» **Exercise requirements**
Repeat every line below exactly as it reads.

Data records:

## begin

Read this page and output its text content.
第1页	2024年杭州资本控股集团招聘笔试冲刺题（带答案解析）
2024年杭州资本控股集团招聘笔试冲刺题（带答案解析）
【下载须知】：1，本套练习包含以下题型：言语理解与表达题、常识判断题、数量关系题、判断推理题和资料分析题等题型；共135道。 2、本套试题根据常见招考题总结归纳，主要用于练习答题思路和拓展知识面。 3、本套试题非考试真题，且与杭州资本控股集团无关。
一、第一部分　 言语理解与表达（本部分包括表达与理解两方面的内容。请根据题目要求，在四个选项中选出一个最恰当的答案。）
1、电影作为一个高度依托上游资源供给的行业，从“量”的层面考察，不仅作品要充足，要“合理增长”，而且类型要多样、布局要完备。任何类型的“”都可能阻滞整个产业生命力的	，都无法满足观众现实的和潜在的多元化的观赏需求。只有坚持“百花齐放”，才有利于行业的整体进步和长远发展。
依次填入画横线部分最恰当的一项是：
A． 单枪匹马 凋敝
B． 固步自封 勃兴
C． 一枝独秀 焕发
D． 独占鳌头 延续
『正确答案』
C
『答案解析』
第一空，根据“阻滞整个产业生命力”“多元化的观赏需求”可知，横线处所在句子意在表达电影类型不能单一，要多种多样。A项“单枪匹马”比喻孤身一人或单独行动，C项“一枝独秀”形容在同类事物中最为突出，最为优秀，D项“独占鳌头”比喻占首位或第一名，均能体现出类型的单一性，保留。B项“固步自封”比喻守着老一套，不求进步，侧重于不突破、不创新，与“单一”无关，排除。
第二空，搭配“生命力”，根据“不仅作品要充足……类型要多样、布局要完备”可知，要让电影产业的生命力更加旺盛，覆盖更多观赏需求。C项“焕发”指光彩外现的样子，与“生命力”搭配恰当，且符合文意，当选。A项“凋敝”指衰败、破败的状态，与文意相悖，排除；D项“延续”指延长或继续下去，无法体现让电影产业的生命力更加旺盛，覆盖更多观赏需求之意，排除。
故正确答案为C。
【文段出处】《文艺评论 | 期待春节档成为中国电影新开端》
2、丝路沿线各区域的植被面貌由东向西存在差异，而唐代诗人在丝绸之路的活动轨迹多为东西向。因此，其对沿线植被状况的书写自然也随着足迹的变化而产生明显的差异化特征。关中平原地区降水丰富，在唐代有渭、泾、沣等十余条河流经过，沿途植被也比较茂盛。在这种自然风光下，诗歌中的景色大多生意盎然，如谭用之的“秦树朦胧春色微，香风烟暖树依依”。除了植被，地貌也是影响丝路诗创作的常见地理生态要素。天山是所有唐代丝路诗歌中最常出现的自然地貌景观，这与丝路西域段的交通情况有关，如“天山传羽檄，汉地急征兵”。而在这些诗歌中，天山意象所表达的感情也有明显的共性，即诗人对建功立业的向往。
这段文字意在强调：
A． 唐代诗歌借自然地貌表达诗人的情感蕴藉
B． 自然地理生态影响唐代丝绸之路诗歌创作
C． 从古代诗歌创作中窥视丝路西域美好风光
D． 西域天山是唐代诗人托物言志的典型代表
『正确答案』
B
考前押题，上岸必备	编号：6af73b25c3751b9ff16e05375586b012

## end

» **Answer for the task**
Read this page and output its text content.
第1页	2024年杭州资本控股集团招聘笔试冲刺题（带答案解析）
2024年杭州资本控股集团招聘笔试冲刺题（带答案解析）
【下载须知】：1，本套练习包含以下题型：言语理解与表达题、常识判断题、数量关系题、判断推理题和资料分析题等题型；共135道。 2、本套试题根据常见招考题总结归纳，主要用于练习答题思路和拓展知识面。 3、本套试题非考试真题，且与杭州资本控股集团无关。
一、第一部分　 言语理解与表达（本部分包括表达与理解两方面的内容。请根据题目要求，在四个选项中选出一个最恰当的答案。）
1、电影作为一个高度依托上游资源供给的行业，从“量”的层面考察，不仅作品要充足，要“合理增长”，而且类型要多样、布局要完备。任何类型的“”都可能阻滞整个产业生命力的	，都无法满足观众现实的和潜在的多元化的观赏需求。只有坚持“百花齐放”，才有利于行业的整体进步和长远发展。
依次填入画横线部分最恰当的一项是：
A． 单枪匹马 凋敝
B． 固步自封 勃兴
C． 一枝独秀 焕发
D． 独占鳌头 延续
『正确答案』
C
『答案解析』
第一空，根据“阻滞整个产业生命力”“多元化的观赏需求”可知，横线处所在句子意在表达电影类型不能单一，要多种多样。A项“单枪匹马”比喻孤身一人或单独行动，C项“一枝独秀”形容在同类事物中最为突出，最为优秀，D项“独占鳌头”比喻占首位或第一名，均能体现出类型的单一性，保留。B项“固步自封”比喻守着老一套，不求进步，侧重于不突破、不创新，与“单一”无关，排除。
第二空，搭配“生命力”，根据“不仅作品要充足……类型要多样、布局要完备”可知，要让电影产业的生命力更加旺盛，覆盖更多观赏需求。C项“焕发”指光彩外现的样子，与“生命力”搭配恰当，且符合文意，当选。A项“凋敝”指衰败、破败的状态，与文意相悖，排除；D项“延续”指延长或继续下去，无法体现让电影产业的生命力更加旺盛，覆盖更多观赏需求之意，排除。
故正确答案为C。
【文段出处】《文艺评论 | 期待春节档成为中国电影新开端》
2、丝路沿线各区域的植被面貌由东向西存在差异，而唐代诗人在丝绸之路的活动轨迹多为东西向。因此，其对沿线植被状况的书写自然也随着足迹的变化而产生明显的差异化特征。关中平原地区降水丰富，在唐代有渭、泾、沣等十余条河流经过，沿途植被也比较茂盛。在这种自然风光下，诗歌中的景色大多生意盎然，如谭用之的“秦树朦胧春色微，香风烟暖树依依”。除了植被，地貌也是影响丝路诗创作的常见地理生态要素。天山是所有唐代丝路诗歌中最常出现的自然地貌景观，这与丝路西域段的交通情况有关，如“天山传羽檄，汉地急征兵”。而在这些诗歌中，天山意象所表达的感情也有明显的共性，即诗人对建功立业的向往。
这段文字意在强调：
A． 唐代诗歌借自然地貌表达诗人的情感蕴藉
B． 自然地理生态影响唐代丝绸之路诗歌创作
C． 从古代诗歌创作中窥视丝路西域美好风光
D． 西域天山是唐代诗人托物言志的典型代表
『正确答案』
B
考前押题，上岸必备	编号：6af73b25c3751b9ff16e05375586b012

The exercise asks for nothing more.